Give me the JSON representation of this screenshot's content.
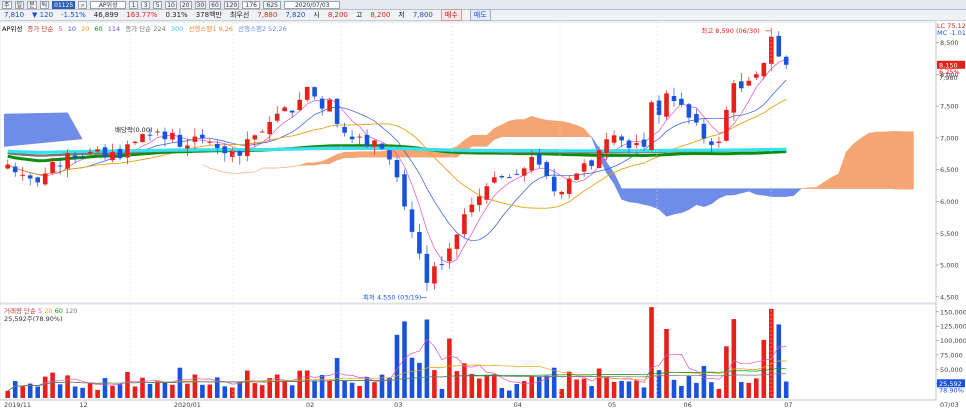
{
  "toolbar": {
    "buttons": [
      "주",
      "일",
      "분",
      "틱"
    ],
    "code": "01125",
    "name": "AP위성",
    "periods": [
      "1",
      "3",
      "5",
      "10",
      "20",
      "30",
      "60",
      "120"
    ],
    "count": "176",
    "total": "625",
    "date": "2020/07/03"
  },
  "quote": {
    "price": "7,810",
    "change": "120",
    "change_pct": "-1.51%",
    "volume": "46,899",
    "vol_pct": "163.77%",
    "turnover": "0.31%",
    "amount": "378백만",
    "prev_close_label": "최우선",
    "bid": "7,880",
    "ask": "7,820",
    "open_label": "시",
    "open": "8,200",
    "high_label": "고",
    "high": "8,200",
    "low_label": "저",
    "low": "7,800",
    "buy_label": "매수",
    "sell_label": "매도"
  },
  "legend": {
    "stock": "AP위성",
    "ma_title": "종가 단순",
    "ma_periods": [
      "5",
      "10",
      "20",
      "60",
      "114"
    ],
    "ma2": "종가 단순 224",
    "ma3": "300",
    "span1": "선행스팬1 9,26",
    "span2": "선행스팬2 52,26"
  },
  "vlegend": {
    "title": "거래량 단순",
    "periods": [
      "5",
      "20",
      "60",
      "120"
    ],
    "value": "25,592주(78.90%)"
  },
  "annotations": {
    "high": "최고 8,590 (06/30)",
    "low": "최저 4,550 (03/19)",
    "dividend": "배당락(0.00)"
  },
  "right_labels": {
    "lc": "LC 75.12",
    "mc": "MC -1.01",
    "current": "8,150",
    "pct": "6.25%",
    "base": "7,980"
  },
  "price_axis": [
    "8,500",
    "8,000",
    "7,500",
    "7,000",
    "6,500",
    "6,000",
    "5,500",
    "5,000",
    "4,500"
  ],
  "volume_axis": [
    "150,000",
    "125,000",
    "100,000",
    "75,000",
    "50,000",
    "25,000"
  ],
  "volume_labels": {
    "v1": "25,592",
    "v2": "78.90%"
  },
  "date_axis": [
    "2019/11",
    "12",
    "2020/01",
    "02",
    "03",
    "04",
    "05",
    "06",
    "07",
    "07/03"
  ],
  "colors": {
    "up": "#e8201a",
    "down": "#1a52e0",
    "cloud_bull": "#f4a573",
    "cloud_bear": "#6f8de8",
    "ma_green": "#0b8f0b",
    "ma_cyan": "#38e1f0",
    "ma_gray": "#777777",
    "ma_orange": "#e3a41a",
    "ma_pink": "#e04fc0"
  },
  "chart_data": {
    "type": "candlestick",
    "price_range": [
      4450,
      8650
    ],
    "volume_range": [
      0,
      160000
    ],
    "series": {
      "close": [
        6580,
        6460,
        6420,
        6360,
        6300,
        6440,
        6620,
        6560,
        6760,
        6680,
        6700,
        6780,
        6820,
        6700,
        6780,
        6680,
        6900,
        6940,
        7060,
        7040,
        7100,
        6980,
        7080,
        6860,
        6880,
        7020,
        6990,
        6940,
        6840,
        6760,
        6800,
        6720,
        6980,
        7040,
        7100,
        7250,
        7380,
        7480,
        7400,
        7600,
        7800,
        7650,
        7460,
        7600,
        7220,
        7080,
        6980,
        7020,
        6880,
        6960,
        6830,
        6660,
        6380,
        5920,
        5520,
        5180,
        4720,
        4980,
        5000,
        5260,
        5480,
        5800,
        5950,
        6080,
        6240,
        6380,
        6380,
        6380,
        6420,
        6520,
        6700,
        6580,
        6400,
        6160,
        6150,
        6360,
        6440,
        6600,
        6560,
        6810,
        6980,
        7040,
        6960,
        6840,
        6920,
        6860,
        7560,
        7360,
        7700,
        7580,
        7520,
        7320,
        7240,
        6990,
        6890,
        6940,
        7440,
        7860,
        7780,
        7900,
        8000,
        8180,
        8590,
        8280,
        8150
      ]
    }
  }
}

* * *

- Exercise details -
Omit the pictures. Output every record above word for word.

- Expected answer -
Give me the JSON representation of this screenshot's content.
{
  "toolbar": {
    "buttons": [
      "주",
      "일",
      "분",
      "틱"
    ],
    "code": "01125",
    "name": "AP위성",
    "periods": [
      "1",
      "3",
      "5",
      "10",
      "20",
      "30",
      "60",
      "120"
    ],
    "count": "176",
    "total": "625",
    "date": "2020/07/03"
  },
  "quote": {
    "price": "7,810",
    "change": "120",
    "change_pct": "-1.51%",
    "volume": "46,899",
    "vol_pct": "163.77%",
    "turnover": "0.31%",
    "amount": "378백만",
    "prev_close_label": "최우선",
    "bid": "7,880",
    "ask": "7,820",
    "open_label": "시",
    "open": "8,200",
    "high_label": "고",
    "high": "8,200",
    "low_label": "저",
    "low": "7,800",
    "buy_label": "매수",
    "sell_label": "매도"
  },
  "legend": {
    "stock": "AP위성",
    "ma_title": "종가 단순",
    "ma_periods": [
      "5",
      "10",
      "20",
      "60",
      "114"
    ],
    "ma2": "종가 단순 224",
    "ma3": "300",
    "span1": "선행스팬1 9,26",
    "span2": "선행스팬2 52,26"
  },
  "vlegend": {
    "title": "거래량 단순",
    "periods": [
      "5",
      "20",
      "60",
      "120"
    ],
    "value": "25,592주(78.90%)"
  },
  "annotations": {
    "high": "최고 8,590 (06/30)",
    "low": "최저 4,550 (03/19)",
    "dividend": "배당락(0.00)"
  },
  "right_labels": {
    "lc": "LC 75.12",
    "mc": "MC -1.01",
    "current": "8,150",
    "pct": "6.25%",
    "base": "7,980"
  },
  "price_axis": [
    "8,500",
    "8,000",
    "7,500",
    "7,000",
    "6,500",
    "6,000",
    "5,500",
    "5,000",
    "4,500"
  ],
  "volume_axis": [
    "150,000",
    "125,000",
    "100,000",
    "75,000",
    "50,000",
    "25,000"
  ],
  "volume_labels": {
    "v1": "25,592",
    "v2": "78.90%"
  },
  "date_axis": [
    "2019/11",
    "12",
    "2020/01",
    "02",
    "03",
    "04",
    "05",
    "06",
    "07",
    "07/03"
  ],
  "colors": {
    "up": "#e8201a",
    "down": "#1a52e0",
    "cloud_bull": "#f4a573",
    "cloud_bear": "#6f8de8",
    "ma_green": "#0b8f0b",
    "ma_cyan": "#38e1f0",
    "ma_gray": "#777777",
    "ma_orange": "#e3a41a",
    "ma_pink": "#e04fc0"
  },
  "chart_data": {
    "type": "candlestick",
    "price_range": [
      4450,
      8650
    ],
    "volume_range": [
      0,
      160000
    ],
    "series": {
      "close": [
        6580,
        6460,
        6420,
        6360,
        6300,
        6440,
        6620,
        6560,
        6760,
        6680,
        6700,
        6780,
        6820,
        6700,
        6780,
        6680,
        6900,
        6940,
        7060,
        7040,
        7100,
        6980,
        7080,
        6860,
        6880,
        7020,
        6990,
        6940,
        6840,
        6760,
        6800,
        6720,
        6980,
        7040,
        7100,
        7250,
        7380,
        7480,
        7400,
        7600,
        7800,
        7650,
        7460,
        7600,
        7220,
        7080,
        6980,
        7020,
        6880,
        6960,
        6830,
        6660,
        6380,
        5920,
        5520,
        5180,
        4720,
        4980,
        5000,
        5260,
        5480,
        5800,
        5950,
        6080,
        6240,
        6380,
        6380,
        6380,
        6420,
        6520,
        6700,
        6580,
        6400,
        6160,
        6150,
        6360,
        6440,
        6600,
        6560,
        6810,
        6980,
        7040,
        6960,
        6840,
        6920,
        6860,
        7560,
        7360,
        7700,
        7580,
        7520,
        7320,
        7240,
        6990,
        6890,
        6940,
        7440,
        7860,
        7780,
        7900,
        8000,
        8180,
        8590,
        8280,
        8150
      ]
    }
  }
}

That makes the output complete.